* ITEMS *
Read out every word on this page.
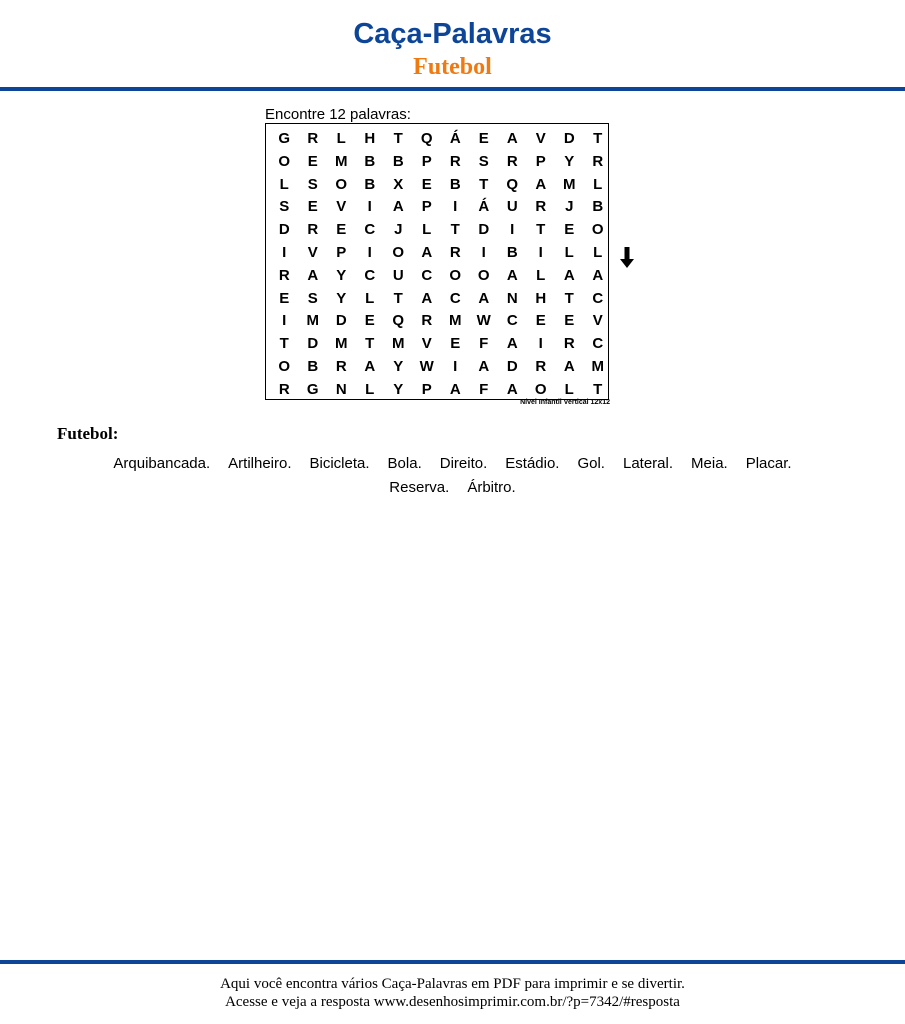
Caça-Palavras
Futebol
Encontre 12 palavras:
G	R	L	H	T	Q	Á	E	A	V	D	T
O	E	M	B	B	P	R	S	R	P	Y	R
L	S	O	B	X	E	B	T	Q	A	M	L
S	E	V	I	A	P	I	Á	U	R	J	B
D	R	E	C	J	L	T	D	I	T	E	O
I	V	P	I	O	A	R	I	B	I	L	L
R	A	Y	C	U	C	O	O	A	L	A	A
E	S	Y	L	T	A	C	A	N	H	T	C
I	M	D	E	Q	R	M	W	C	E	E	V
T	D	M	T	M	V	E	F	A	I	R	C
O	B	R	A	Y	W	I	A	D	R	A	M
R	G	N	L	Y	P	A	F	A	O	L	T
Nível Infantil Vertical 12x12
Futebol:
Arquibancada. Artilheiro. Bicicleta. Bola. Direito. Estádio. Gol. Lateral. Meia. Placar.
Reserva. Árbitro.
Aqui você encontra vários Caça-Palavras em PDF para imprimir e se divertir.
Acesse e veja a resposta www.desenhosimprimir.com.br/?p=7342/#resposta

* INSTRUCTION *
Give the number of lines in the material above that have the word "Caça" in them, and nothing more.

* PROBLEM SOLUTION *
2